-- START OF Available records --
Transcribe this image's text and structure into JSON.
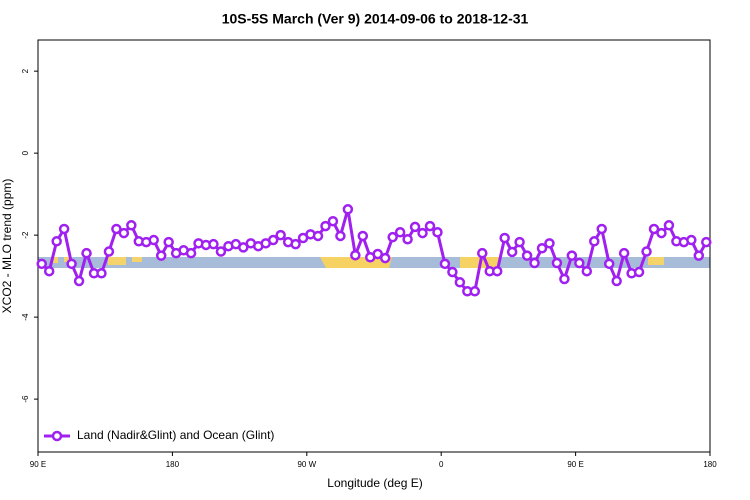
{
  "chart_data": {
    "type": "line",
    "title": "10S-5S March (Ver 9)   2014-09-06 to 2018-12-31",
    "x_label": "Longitude (deg E)",
    "y_label": "XCO2 - MLO trend (ppm)",
    "xlim": [
      90,
      540
    ],
    "xticks": [
      {
        "value": 90,
        "label": "90 E"
      },
      180,
      {
        "value": 270,
        "label": "90 W"
      },
      {
        "value": 360,
        "label": "0"
      },
      {
        "value": 450,
        "label": "90 E"
      },
      {
        "value": 540,
        "label": "180"
      }
    ],
    "ylim": [
      -7.29,
      2.76
    ],
    "yticks": [
      2,
      0,
      -2,
      -4,
      -6
    ],
    "legend": "bottom-left",
    "series": [
      {
        "name": "Land (Nadir&Glint) and Ocean (Glint)",
        "color": "#a020f0",
        "x": [
          92.5,
          97.5,
          102.5,
          107.5,
          112.5,
          117.5,
          122.5,
          127.5,
          132.5,
          137.5,
          142.5,
          147.5,
          152.5,
          157.5,
          162.5,
          167.5,
          172.5,
          177.5,
          182.5,
          187.5,
          192.5,
          197.5,
          202.5,
          207.5,
          212.5,
          217.5,
          222.5,
          227.5,
          232.5,
          237.5,
          242.5,
          247.5,
          252.5,
          257.5,
          262.5,
          267.5,
          272.5,
          277.5,
          282.5,
          287.5,
          292.5,
          297.5,
          302.5,
          307.5,
          312.5,
          317.5,
          322.5,
          327.5,
          332.5,
          337.5,
          342.5,
          347.5,
          352.5,
          357.5,
          362.5,
          367.5,
          372.5,
          377.5,
          382.5,
          387.5,
          392.5,
          397.5,
          402.5,
          407.5,
          412.5,
          417.5,
          422.5,
          427.5,
          432.5,
          437.5,
          442.5,
          447.5,
          452.5,
          457.5,
          462.5,
          467.5,
          472.5,
          477.5,
          482.5,
          487.5,
          492.5,
          497.5,
          502.5,
          507.5,
          512.5,
          517.5,
          522.5,
          527.5,
          532.5,
          537.5
        ],
        "values": [
          -2.7,
          -2.88,
          -2.15,
          -1.85,
          -2.7,
          -3.12,
          -2.44,
          -2.93,
          -2.93,
          -2.4,
          -1.85,
          -1.95,
          -1.76,
          -2.15,
          -2.17,
          -2.12,
          -2.5,
          -2.17,
          -2.44,
          -2.37,
          -2.44,
          -2.2,
          -2.24,
          -2.22,
          -2.4,
          -2.27,
          -2.22,
          -2.3,
          -2.2,
          -2.27,
          -2.2,
          -2.12,
          -2.0,
          -2.17,
          -2.22,
          -2.07,
          -1.98,
          -2.02,
          -1.78,
          -1.66,
          -2.02,
          -1.37,
          -2.49,
          -2.02,
          -2.54,
          -2.46,
          -2.56,
          -2.05,
          -1.93,
          -2.1,
          -1.8,
          -1.95,
          -1.78,
          -1.93,
          -2.7,
          -2.9,
          -3.15,
          -3.37,
          -3.37,
          -2.44,
          -2.88,
          -2.88,
          -2.07,
          -2.41,
          -2.17,
          -2.5,
          -2.68,
          -2.32,
          -2.2,
          -2.68,
          -3.07,
          -2.5,
          -2.68,
          -2.88,
          -2.15,
          -1.85,
          -2.7,
          -3.12,
          -2.44,
          -2.93,
          -2.9,
          -2.4,
          -1.85,
          -1.95,
          -1.76,
          -2.15,
          -2.17,
          -2.12,
          -2.5,
          -2.17
        ]
      }
    ]
  }
}
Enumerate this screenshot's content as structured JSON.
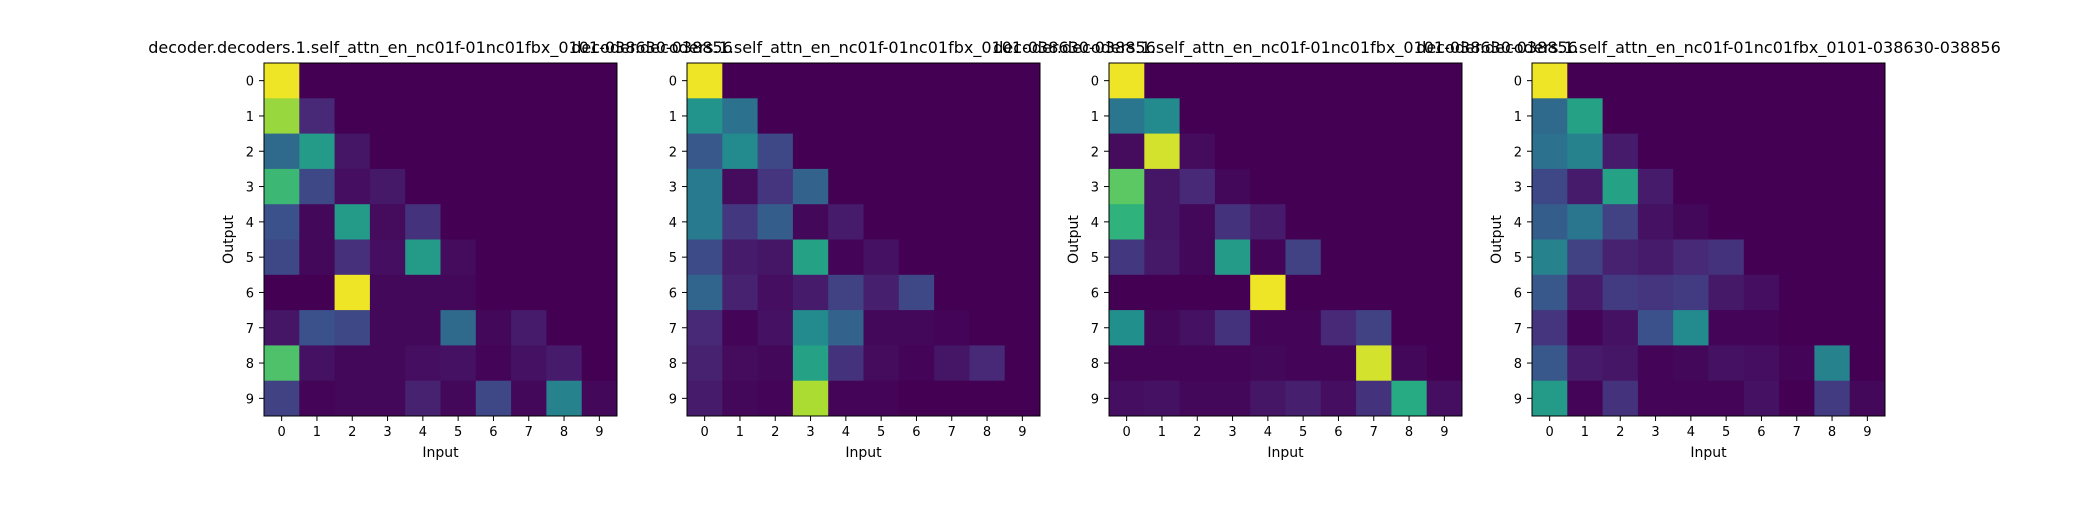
{
  "figure": {
    "colormap": "viridis"
  },
  "chart_data": [
    {
      "type": "heatmap",
      "title": "decoder.decoders.1.self_attn_en_nc01f-01nc01fbx_0101-038630-038856",
      "xlabel": "Input",
      "ylabel": "Output",
      "x_ticks": [
        "0",
        "1",
        "2",
        "3",
        "4",
        "5",
        "6",
        "7",
        "8",
        "9"
      ],
      "y_ticks": [
        "0",
        "1",
        "2",
        "3",
        "4",
        "5",
        "6",
        "7",
        "8",
        "9"
      ],
      "values": [
        [
          0.98,
          0.0,
          0.0,
          0.0,
          0.0,
          0.0,
          0.0,
          0.0,
          0.0,
          0.0
        ],
        [
          0.85,
          0.12,
          0.0,
          0.0,
          0.0,
          0.0,
          0.0,
          0.0,
          0.0,
          0.0
        ],
        [
          0.35,
          0.55,
          0.06,
          0.0,
          0.0,
          0.0,
          0.0,
          0.0,
          0.0,
          0.0
        ],
        [
          0.68,
          0.22,
          0.04,
          0.07,
          0.0,
          0.0,
          0.0,
          0.0,
          0.0,
          0.0
        ],
        [
          0.25,
          0.02,
          0.55,
          0.03,
          0.15,
          0.0,
          0.0,
          0.0,
          0.0,
          0.0
        ],
        [
          0.22,
          0.02,
          0.14,
          0.04,
          0.55,
          0.03,
          0.0,
          0.0,
          0.0,
          0.0
        ],
        [
          0.0,
          0.0,
          0.98,
          0.02,
          0.02,
          0.02,
          0.0,
          0.0,
          0.0,
          0.0
        ],
        [
          0.06,
          0.25,
          0.22,
          0.02,
          0.02,
          0.35,
          0.02,
          0.08,
          0.0,
          0.0
        ],
        [
          0.72,
          0.05,
          0.02,
          0.02,
          0.04,
          0.05,
          0.01,
          0.05,
          0.08,
          0.0
        ],
        [
          0.2,
          0.01,
          0.02,
          0.02,
          0.1,
          0.02,
          0.22,
          0.02,
          0.45,
          0.02
        ]
      ]
    },
    {
      "type": "heatmap",
      "title": "decoder.decoders.1.self_attn_en_nc01f-01nc01fbx_0101-038630-038856",
      "xlabel": "Input",
      "ylabel": "",
      "x_ticks": [
        "0",
        "1",
        "2",
        "3",
        "4",
        "5",
        "6",
        "7",
        "8",
        "9"
      ],
      "y_ticks": [
        "0",
        "1",
        "2",
        "3",
        "4",
        "5",
        "6",
        "7",
        "8",
        "9"
      ],
      "values": [
        [
          0.98,
          0.0,
          0.0,
          0.0,
          0.0,
          0.0,
          0.0,
          0.0,
          0.0,
          0.0
        ],
        [
          0.52,
          0.38,
          0.0,
          0.0,
          0.0,
          0.0,
          0.0,
          0.0,
          0.0,
          0.0
        ],
        [
          0.28,
          0.48,
          0.22,
          0.0,
          0.0,
          0.0,
          0.0,
          0.0,
          0.0,
          0.0
        ],
        [
          0.42,
          0.03,
          0.16,
          0.32,
          0.0,
          0.0,
          0.0,
          0.0,
          0.0,
          0.0
        ],
        [
          0.42,
          0.17,
          0.3,
          0.02,
          0.08,
          0.0,
          0.0,
          0.0,
          0.0,
          0.0
        ],
        [
          0.23,
          0.08,
          0.06,
          0.58,
          0.01,
          0.05,
          0.0,
          0.0,
          0.0,
          0.0
        ],
        [
          0.33,
          0.1,
          0.04,
          0.08,
          0.2,
          0.09,
          0.22,
          0.0,
          0.0,
          0.0
        ],
        [
          0.12,
          0.01,
          0.05,
          0.48,
          0.32,
          0.02,
          0.02,
          0.01,
          0.0,
          0.0
        ],
        [
          0.1,
          0.03,
          0.02,
          0.58,
          0.15,
          0.03,
          0.01,
          0.06,
          0.12,
          0.0
        ],
        [
          0.08,
          0.02,
          0.01,
          0.88,
          0.01,
          0.01,
          0.0,
          0.0,
          0.0,
          0.0
        ]
      ]
    },
    {
      "type": "heatmap",
      "title": "decoder.decoders.1.self_attn_en_nc01f-01nc01fbx_0101-038630-038856",
      "xlabel": "Input",
      "ylabel": "Output",
      "x_ticks": [
        "0",
        "1",
        "2",
        "3",
        "4",
        "5",
        "6",
        "7",
        "8",
        "9"
      ],
      "y_ticks": [
        "0",
        "1",
        "2",
        "3",
        "4",
        "5",
        "6",
        "7",
        "8",
        "9"
      ],
      "values": [
        [
          0.98,
          0.0,
          0.0,
          0.0,
          0.0,
          0.0,
          0.0,
          0.0,
          0.0,
          0.0
        ],
        [
          0.4,
          0.48,
          0.0,
          0.0,
          0.0,
          0.0,
          0.0,
          0.0,
          0.0,
          0.0
        ],
        [
          0.03,
          0.94,
          0.03,
          0.0,
          0.0,
          0.0,
          0.0,
          0.0,
          0.0,
          0.0
        ],
        [
          0.75,
          0.06,
          0.12,
          0.02,
          0.0,
          0.0,
          0.0,
          0.0,
          0.0,
          0.0
        ],
        [
          0.65,
          0.06,
          0.02,
          0.15,
          0.08,
          0.0,
          0.0,
          0.0,
          0.0,
          0.0
        ],
        [
          0.17,
          0.07,
          0.02,
          0.55,
          0.01,
          0.2,
          0.0,
          0.0,
          0.0,
          0.0
        ],
        [
          0.0,
          0.0,
          0.0,
          0.0,
          0.98,
          0.0,
          0.0,
          0.0,
          0.0,
          0.0
        ],
        [
          0.5,
          0.02,
          0.05,
          0.15,
          0.01,
          0.01,
          0.12,
          0.2,
          0.0,
          0.0
        ],
        [
          0.01,
          0.01,
          0.01,
          0.01,
          0.02,
          0.01,
          0.01,
          0.94,
          0.02,
          0.0
        ],
        [
          0.04,
          0.05,
          0.02,
          0.02,
          0.06,
          0.09,
          0.04,
          0.15,
          0.62,
          0.04
        ]
      ]
    },
    {
      "type": "heatmap",
      "title": "decoder.decoders.1.self_attn_en_nc01f-01nc01fbx_0101-038630-038856",
      "xlabel": "Input",
      "ylabel": "Output",
      "x_ticks": [
        "0",
        "1",
        "2",
        "3",
        "4",
        "5",
        "6",
        "7",
        "8",
        "9"
      ],
      "y_ticks": [
        "0",
        "1",
        "2",
        "3",
        "4",
        "5",
        "6",
        "7",
        "8",
        "9"
      ],
      "values": [
        [
          0.98,
          0.0,
          0.0,
          0.0,
          0.0,
          0.0,
          0.0,
          0.0,
          0.0,
          0.0
        ],
        [
          0.35,
          0.58,
          0.0,
          0.0,
          0.0,
          0.0,
          0.0,
          0.0,
          0.0,
          0.0
        ],
        [
          0.38,
          0.45,
          0.08,
          0.0,
          0.0,
          0.0,
          0.0,
          0.0,
          0.0,
          0.0
        ],
        [
          0.22,
          0.08,
          0.58,
          0.08,
          0.0,
          0.0,
          0.0,
          0.0,
          0.0,
          0.0
        ],
        [
          0.3,
          0.4,
          0.2,
          0.05,
          0.02,
          0.0,
          0.0,
          0.0,
          0.0,
          0.0
        ],
        [
          0.45,
          0.2,
          0.1,
          0.08,
          0.12,
          0.15,
          0.0,
          0.0,
          0.0,
          0.0
        ],
        [
          0.28,
          0.08,
          0.18,
          0.16,
          0.18,
          0.07,
          0.04,
          0.0,
          0.0,
          0.0
        ],
        [
          0.16,
          0.01,
          0.05,
          0.25,
          0.48,
          0.01,
          0.01,
          0.0,
          0.0,
          0.0
        ],
        [
          0.28,
          0.08,
          0.06,
          0.01,
          0.02,
          0.05,
          0.04,
          0.01,
          0.45,
          0.0
        ],
        [
          0.55,
          0.01,
          0.15,
          0.01,
          0.01,
          0.01,
          0.05,
          0.0,
          0.18,
          0.02
        ]
      ]
    }
  ]
}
-- END OF Available records --
Find the lines that include the string "this", then copy each of them.

- The reply:
Transcribe this image's text and structure into JSON.
Enumerate this screenshot's content as structured JSON.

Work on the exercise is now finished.